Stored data
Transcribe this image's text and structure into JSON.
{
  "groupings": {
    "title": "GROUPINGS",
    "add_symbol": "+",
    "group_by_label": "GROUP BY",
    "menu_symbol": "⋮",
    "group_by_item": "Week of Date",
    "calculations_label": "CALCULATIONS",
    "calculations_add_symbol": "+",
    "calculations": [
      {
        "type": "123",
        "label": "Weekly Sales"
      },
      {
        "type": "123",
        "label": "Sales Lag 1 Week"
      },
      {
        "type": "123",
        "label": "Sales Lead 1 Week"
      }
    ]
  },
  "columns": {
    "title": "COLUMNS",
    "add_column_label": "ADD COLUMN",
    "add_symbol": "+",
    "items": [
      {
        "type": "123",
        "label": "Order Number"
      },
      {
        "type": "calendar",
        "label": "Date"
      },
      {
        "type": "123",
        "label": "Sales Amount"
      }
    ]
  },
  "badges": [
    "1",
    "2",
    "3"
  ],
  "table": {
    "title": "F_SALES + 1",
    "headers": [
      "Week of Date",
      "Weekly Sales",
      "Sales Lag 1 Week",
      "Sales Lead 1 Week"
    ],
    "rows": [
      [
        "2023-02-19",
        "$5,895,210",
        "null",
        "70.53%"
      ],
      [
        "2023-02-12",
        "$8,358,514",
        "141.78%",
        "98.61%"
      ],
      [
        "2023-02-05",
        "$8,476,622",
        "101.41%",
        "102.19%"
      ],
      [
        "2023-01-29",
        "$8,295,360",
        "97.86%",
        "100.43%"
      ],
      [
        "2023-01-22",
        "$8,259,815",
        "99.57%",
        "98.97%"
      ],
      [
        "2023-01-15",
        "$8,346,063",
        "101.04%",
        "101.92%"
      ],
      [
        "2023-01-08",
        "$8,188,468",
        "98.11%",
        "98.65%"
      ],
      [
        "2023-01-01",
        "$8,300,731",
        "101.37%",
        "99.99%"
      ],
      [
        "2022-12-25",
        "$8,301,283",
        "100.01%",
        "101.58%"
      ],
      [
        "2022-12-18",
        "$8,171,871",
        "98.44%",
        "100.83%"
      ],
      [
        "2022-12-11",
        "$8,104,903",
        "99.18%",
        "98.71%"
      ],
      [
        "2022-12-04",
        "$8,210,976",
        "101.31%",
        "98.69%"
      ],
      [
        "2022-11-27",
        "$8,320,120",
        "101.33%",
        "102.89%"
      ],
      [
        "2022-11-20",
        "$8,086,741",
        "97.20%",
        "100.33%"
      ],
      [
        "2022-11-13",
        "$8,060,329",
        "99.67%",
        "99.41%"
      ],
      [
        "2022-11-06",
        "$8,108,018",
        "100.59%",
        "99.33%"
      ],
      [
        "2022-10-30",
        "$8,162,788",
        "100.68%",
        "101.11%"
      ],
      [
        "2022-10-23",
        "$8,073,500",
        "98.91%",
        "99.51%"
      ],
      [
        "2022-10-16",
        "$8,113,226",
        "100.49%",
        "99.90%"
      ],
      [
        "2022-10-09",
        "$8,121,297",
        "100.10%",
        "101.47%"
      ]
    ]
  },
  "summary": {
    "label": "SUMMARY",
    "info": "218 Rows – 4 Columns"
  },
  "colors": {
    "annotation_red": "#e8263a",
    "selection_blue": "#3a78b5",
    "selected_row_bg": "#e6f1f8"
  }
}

### Stated goal:
Extract each line of the listing above, copying it word for word.

### Reply to the task:
Transcribe this image's text and structure into JSON.
{
  "groupings": {
    "title": "GROUPINGS",
    "add_symbol": "+",
    "group_by_label": "GROUP BY",
    "menu_symbol": "⋮",
    "group_by_item": "Week of Date",
    "calculations_label": "CALCULATIONS",
    "calculations_add_symbol": "+",
    "calculations": [
      {
        "type": "123",
        "label": "Weekly Sales"
      },
      {
        "type": "123",
        "label": "Sales Lag 1 Week"
      },
      {
        "type": "123",
        "label": "Sales Lead 1 Week"
      }
    ]
  },
  "columns": {
    "title": "COLUMNS",
    "add_column_label": "ADD COLUMN",
    "add_symbol": "+",
    "items": [
      {
        "type": "123",
        "label": "Order Number"
      },
      {
        "type": "calendar",
        "label": "Date"
      },
      {
        "type": "123",
        "label": "Sales Amount"
      }
    ]
  },
  "badges": [
    "1",
    "2",
    "3"
  ],
  "table": {
    "title": "F_SALES + 1",
    "headers": [
      "Week of Date",
      "Weekly Sales",
      "Sales Lag 1 Week",
      "Sales Lead 1 Week"
    ],
    "rows": [
      [
        "2023-02-19",
        "$5,895,210",
        "null",
        "70.53%"
      ],
      [
        "2023-02-12",
        "$8,358,514",
        "141.78%",
        "98.61%"
      ],
      [
        "2023-02-05",
        "$8,476,622",
        "101.41%",
        "102.19%"
      ],
      [
        "2023-01-29",
        "$8,295,360",
        "97.86%",
        "100.43%"
      ],
      [
        "2023-01-22",
        "$8,259,815",
        "99.57%",
        "98.97%"
      ],
      [
        "2023-01-15",
        "$8,346,063",
        "101.04%",
        "101.92%"
      ],
      [
        "2023-01-08",
        "$8,188,468",
        "98.11%",
        "98.65%"
      ],
      [
        "2023-01-01",
        "$8,300,731",
        "101.37%",
        "99.99%"
      ],
      [
        "2022-12-25",
        "$8,301,283",
        "100.01%",
        "101.58%"
      ],
      [
        "2022-12-18",
        "$8,171,871",
        "98.44%",
        "100.83%"
      ],
      [
        "2022-12-11",
        "$8,104,903",
        "99.18%",
        "98.71%"
      ],
      [
        "2022-12-04",
        "$8,210,976",
        "101.31%",
        "98.69%"
      ],
      [
        "2022-11-27",
        "$8,320,120",
        "101.33%",
        "102.89%"
      ],
      [
        "2022-11-20",
        "$8,086,741",
        "97.20%",
        "100.33%"
      ],
      [
        "2022-11-13",
        "$8,060,329",
        "99.67%",
        "99.41%"
      ],
      [
        "2022-11-06",
        "$8,108,018",
        "100.59%",
        "99.33%"
      ],
      [
        "2022-10-30",
        "$8,162,788",
        "100.68%",
        "101.11%"
      ],
      [
        "2022-10-23",
        "$8,073,500",
        "98.91%",
        "99.51%"
      ],
      [
        "2022-10-16",
        "$8,113,226",
        "100.49%",
        "99.90%"
      ],
      [
        "2022-10-09",
        "$8,121,297",
        "100.10%",
        "101.47%"
      ]
    ]
  },
  "summary": {
    "label": "SUMMARY",
    "info": "218 Rows – 4 Columns"
  },
  "colors": {
    "annotation_red": "#e8263a",
    "selection_blue": "#3a78b5",
    "selected_row_bg": "#e6f1f8"
  }
}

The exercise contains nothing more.